[Aim]
Below are records; state how many of their lines hold the word "date", and give only the figure.

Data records
- - -
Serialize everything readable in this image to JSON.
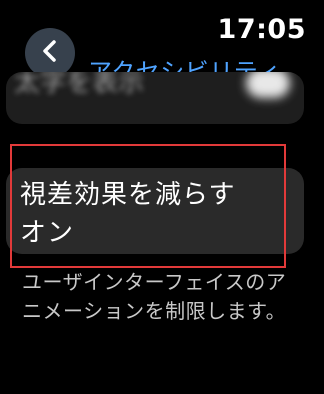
{
  "status_bar": {
    "time": "17:05"
  },
  "navigation": {
    "back_icon": "chevron-left-icon",
    "title": "アクセシビリティ"
  },
  "previous_row": {
    "label": "太字を表示",
    "toggle": "on"
  },
  "setting": {
    "title": "視差効果を減らす",
    "value": "オン"
  },
  "description": "ユーザインターフェイスのアニメーションを制限します。",
  "colors": {
    "background": "#000000",
    "accent": "#4fa3ff",
    "cell": "#2a2a2a",
    "highlight": "#e23a3a"
  }
}
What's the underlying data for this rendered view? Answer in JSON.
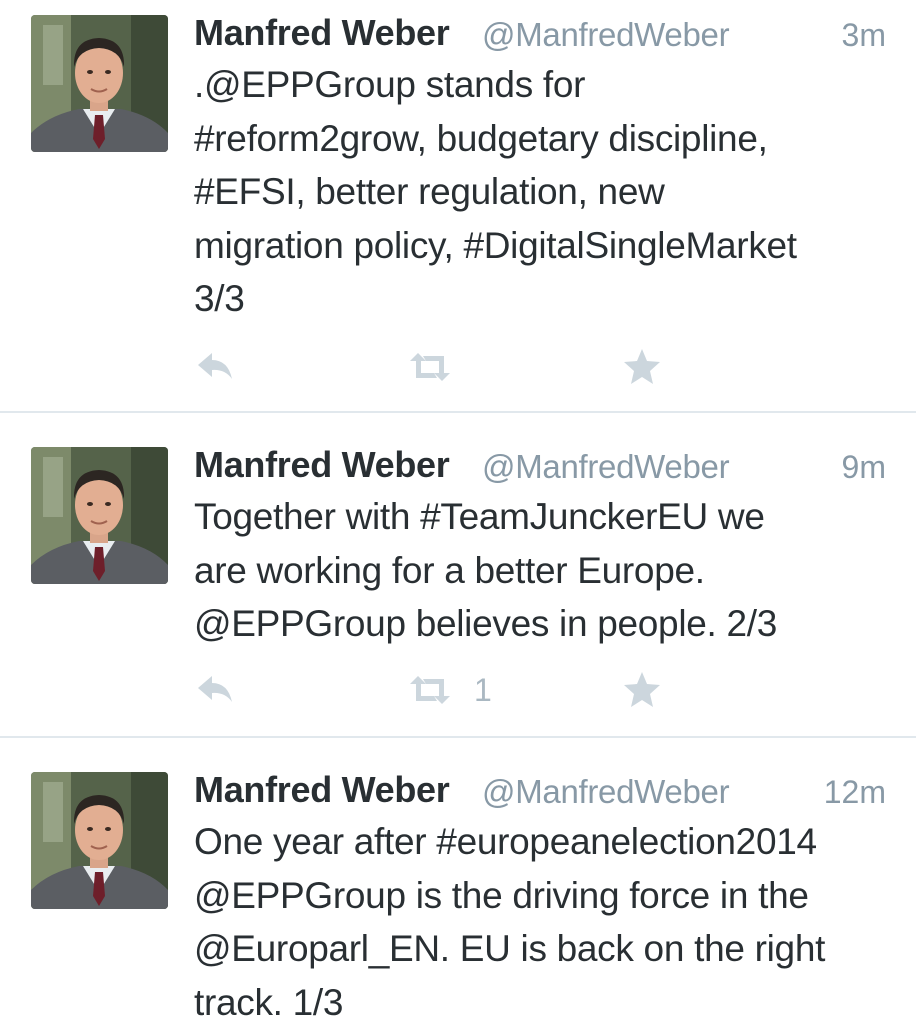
{
  "tweets": [
    {
      "name": "Manfred Weber",
      "handle": "@ManfredWeber",
      "time": "3m",
      "lines": [
        ".@EPPGroup stands for",
        "#reform2grow, budgetary discipline,",
        "#EFSI, better regulation, new",
        "migration policy, #DigitalSingleMarket",
        "3/3"
      ],
      "retweet_count": ""
    },
    {
      "name": "Manfred Weber",
      "handle": "@ManfredWeber",
      "time": "9m",
      "lines": [
        "Together with #TeamJunckerEU we",
        "are working for a better Europe.",
        "@EPPGroup believes in people. 2/3"
      ],
      "retweet_count": "1"
    },
    {
      "name": "Manfred Weber",
      "handle": "@ManfredWeber",
      "time": "12m",
      "lines": [
        "One year after #europeanelection2014",
        "@EPPGroup is the driving force in the",
        "@Europarl_EN. EU is back on the right",
        "track. 1/3"
      ],
      "retweet_count": ""
    }
  ],
  "icons": {
    "reply": "reply-icon",
    "retweet": "retweet-icon",
    "favorite": "star-icon"
  },
  "colors": {
    "text": "#292f33",
    "secondary": "#8899a6",
    "action_icon": "#ccd6dd",
    "divider": "#e1e8ed"
  }
}
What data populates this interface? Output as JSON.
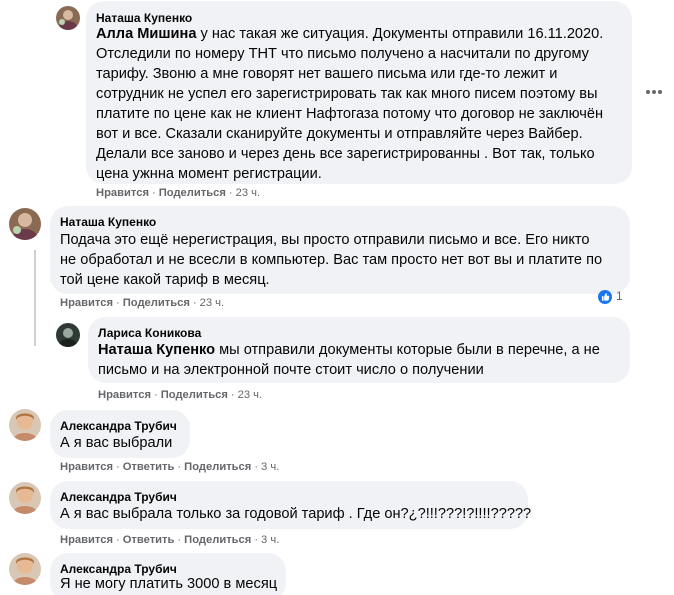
{
  "comments": [
    {
      "author": "Наташа Купенко",
      "mention": "Алла Мишина",
      "lines": [
        " у нас такая же ситуация. Документы отправили 16.11.2020.",
        "Отследили по номеру ТНТ что письмо получено а насчитали по другому",
        "тарифу. Звоню а мне говорят нет вашего письма или где-то лежит и",
        "сотрудник не успел его зарегистрировать так как много писем поэтому вы",
        "платите по цене как не клиент Нафтогаза потому что договор не заключён",
        "вот и все. Сказали сканируйте документы и отправляйте через Вайбер.",
        "Делали все заново и через день все зарегистрированны . Вот так, только",
        "цена ужнна момент регистрации."
      ],
      "like": "Нравится",
      "share": "Поделиться",
      "time": "23 ч."
    },
    {
      "author": "Наташа Купенко",
      "lines": [
        "Подача это ещё нерегистрация, вы просто отправили письмо и все. Его никто",
        "не обработал и не всесли в компьютер. Вас там просто нет вот вы и платите по",
        "той цене какой тариф в месяц."
      ],
      "like": "Нравится",
      "share": "Поделиться",
      "time": "23 ч.",
      "reactions": "1"
    },
    {
      "author": "Лариса Коникова",
      "mention": "Наташа Купенко",
      "lines": [
        " мы отправили документы которые были в перечне, а не",
        "письмо и на электронной почте стоит число о получении"
      ],
      "like": "Нравится",
      "share": "Поделиться",
      "time": "23 ч."
    },
    {
      "author": "Александра Трубич",
      "lines": [
        "А я вас выбрали"
      ],
      "like": "Нравится",
      "reply": "Ответить",
      "share": "Поделиться",
      "time": "3 ч."
    },
    {
      "author": "Александра Трубич",
      "lines": [
        "А я вас выбрала только за годовой тариф . Где он?¿?!!!???!?!!!!?????"
      ],
      "like": "Нравится",
      "reply": "Ответить",
      "share": "Поделиться",
      "time": "3 ч."
    },
    {
      "author": "Александра Трубич",
      "lines": [
        "Я не могу платить 3000 в месяц"
      ]
    }
  ],
  "colors": {
    "bubble": "#f0f2f5",
    "meta": "#65676b",
    "like_blue": "#1877f2"
  },
  "icons": {
    "more": "more-horizontal-icon",
    "like": "like-reaction-icon"
  }
}
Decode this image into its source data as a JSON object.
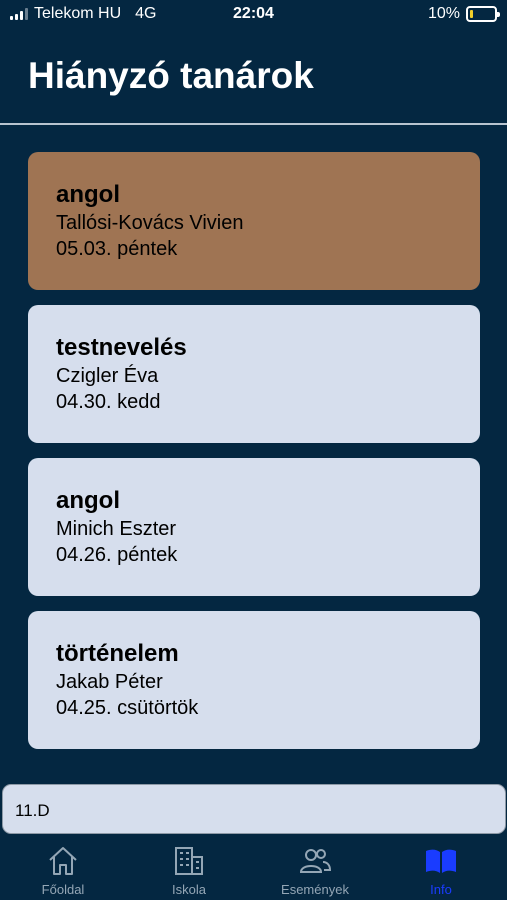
{
  "status_bar": {
    "carrier": "Telekom HU",
    "network": "4G",
    "time": "22:04",
    "battery": "10%"
  },
  "header": {
    "title": "Hiányzó tanárok"
  },
  "absences": [
    {
      "subject": "angol",
      "teacher": "Tallósi-Kovács Vivien",
      "date": "05.03. péntek"
    },
    {
      "subject": "testnevelés",
      "teacher": "Czigler Éva",
      "date": "04.30. kedd"
    },
    {
      "subject": "angol",
      "teacher": "Minich Eszter",
      "date": "04.26. péntek"
    },
    {
      "subject": "történelem",
      "teacher": "Jakab Péter",
      "date": "04.25. csütörtök"
    }
  ],
  "class_selector": {
    "value": "11.D"
  },
  "tabs": [
    {
      "label": "Főoldal",
      "icon": "home-icon"
    },
    {
      "label": "Iskola",
      "icon": "building-icon"
    },
    {
      "label": "Események",
      "icon": "people-icon"
    },
    {
      "label": "Info",
      "icon": "book-icon"
    }
  ],
  "colors": {
    "background": "#042741",
    "card": "#d6deed",
    "card_highlight": "#9f7453",
    "active_tab": "#1a3cff"
  }
}
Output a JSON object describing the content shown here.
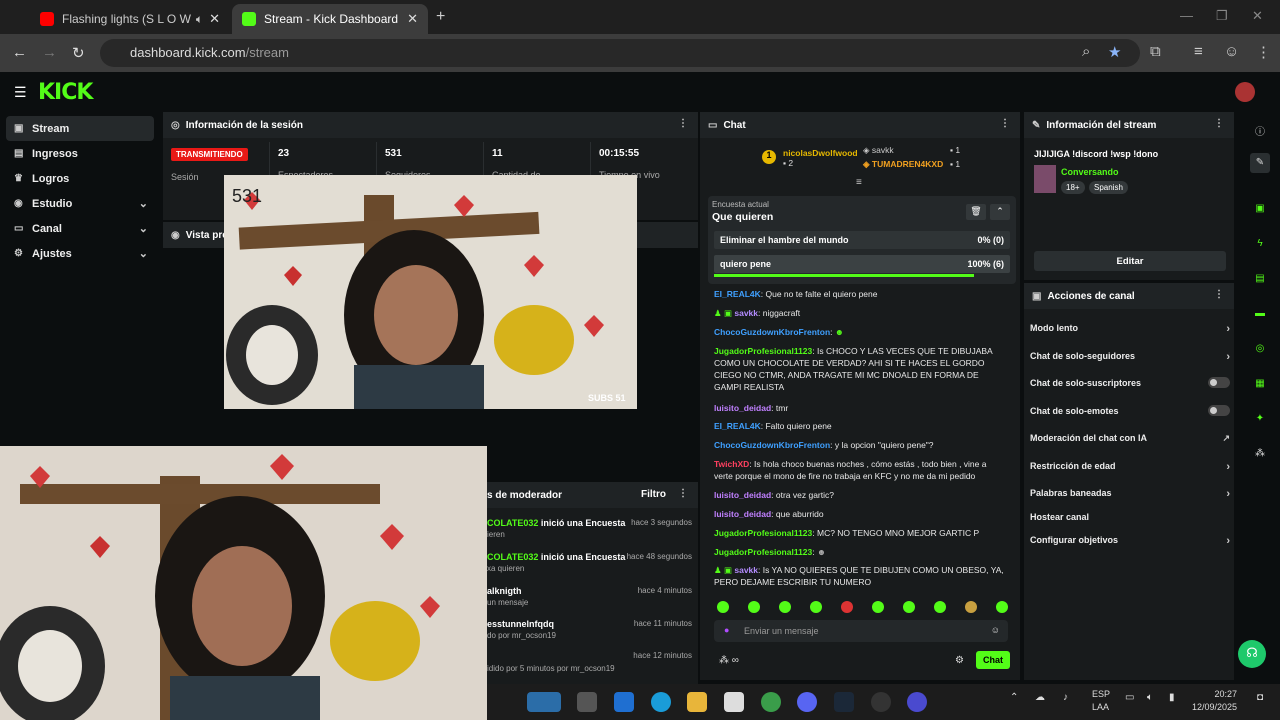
- - -
[Task response]
4